- **What the task requires**: Pictures do not belong in the copy; quote every entry below exactly.

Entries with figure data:
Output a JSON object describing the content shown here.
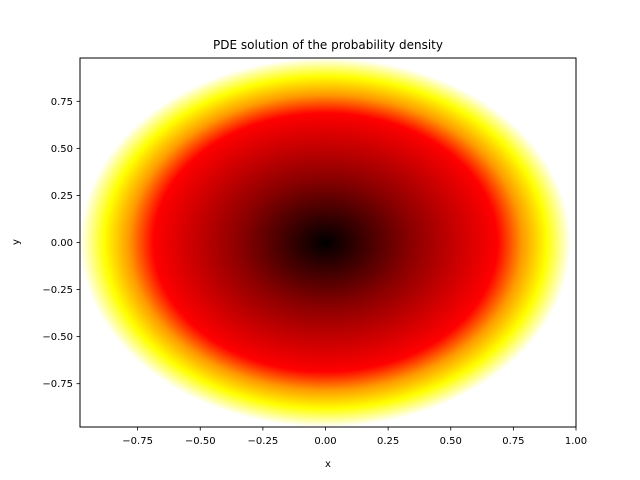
{
  "chart_data": {
    "type": "heatmap",
    "title": "PDE solution of the probability density",
    "xlabel": "x",
    "ylabel": "y",
    "xlim": [
      -0.98,
      1.0
    ],
    "ylim": [
      -0.98,
      0.98
    ],
    "xticks": [
      {
        "value": -0.75,
        "label": "−0.75"
      },
      {
        "value": -0.5,
        "label": "−0.50"
      },
      {
        "value": -0.25,
        "label": "−0.25"
      },
      {
        "value": 0.0,
        "label": "0.00"
      },
      {
        "value": 0.25,
        "label": "0.25"
      },
      {
        "value": 0.5,
        "label": "0.50"
      },
      {
        "value": 0.75,
        "label": "0.75"
      },
      {
        "value": 1.0,
        "label": "1.00"
      }
    ],
    "yticks": [
      {
        "value": 0.75,
        "label": "0.75"
      },
      {
        "value": 0.5,
        "label": "0.50"
      },
      {
        "value": 0.25,
        "label": "0.25"
      },
      {
        "value": 0.0,
        "label": "0.00"
      },
      {
        "value": -0.25,
        "label": "−0.25"
      },
      {
        "value": -0.5,
        "label": "−0.50"
      },
      {
        "value": -0.75,
        "label": "−0.75"
      }
    ],
    "grid": false,
    "colormap": "hot",
    "field": {
      "shape": "disk",
      "center": [
        0.0,
        0.0
      ],
      "radius": 0.98,
      "density_at_center": 0.0,
      "density_at_edge": 1.0,
      "outside_domain": "blank"
    },
    "colors": {
      "low": "#000000",
      "mid_low": "#8b0000",
      "mid": "#ff0000",
      "mid_high": "#ff9900",
      "high": "#ffff00",
      "edge": "#ffffff"
    }
  }
}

- **Exercise answer**:
Output a JSON object describing the content shown here.
{
  "chart_data": {
    "type": "heatmap",
    "title": "PDE solution of the probability density",
    "xlabel": "x",
    "ylabel": "y",
    "xlim": [
      -0.98,
      1.0
    ],
    "ylim": [
      -0.98,
      0.98
    ],
    "xticks": [
      {
        "value": -0.75,
        "label": "−0.75"
      },
      {
        "value": -0.5,
        "label": "−0.50"
      },
      {
        "value": -0.25,
        "label": "−0.25"
      },
      {
        "value": 0.0,
        "label": "0.00"
      },
      {
        "value": 0.25,
        "label": "0.25"
      },
      {
        "value": 0.5,
        "label": "0.50"
      },
      {
        "value": 0.75,
        "label": "0.75"
      },
      {
        "value": 1.0,
        "label": "1.00"
      }
    ],
    "yticks": [
      {
        "value": 0.75,
        "label": "0.75"
      },
      {
        "value": 0.5,
        "label": "0.50"
      },
      {
        "value": 0.25,
        "label": "0.25"
      },
      {
        "value": 0.0,
        "label": "0.00"
      },
      {
        "value": -0.25,
        "label": "−0.25"
      },
      {
        "value": -0.5,
        "label": "−0.50"
      },
      {
        "value": -0.75,
        "label": "−0.75"
      }
    ],
    "grid": false,
    "colormap": "hot",
    "field": {
      "shape": "disk",
      "center": [
        0.0,
        0.0
      ],
      "radius": 0.98,
      "density_at_center": 0.0,
      "density_at_edge": 1.0,
      "outside_domain": "blank"
    },
    "colors": {
      "low": "#000000",
      "mid_low": "#8b0000",
      "mid": "#ff0000",
      "mid_high": "#ff9900",
      "high": "#ffff00",
      "edge": "#ffffff"
    }
  }
}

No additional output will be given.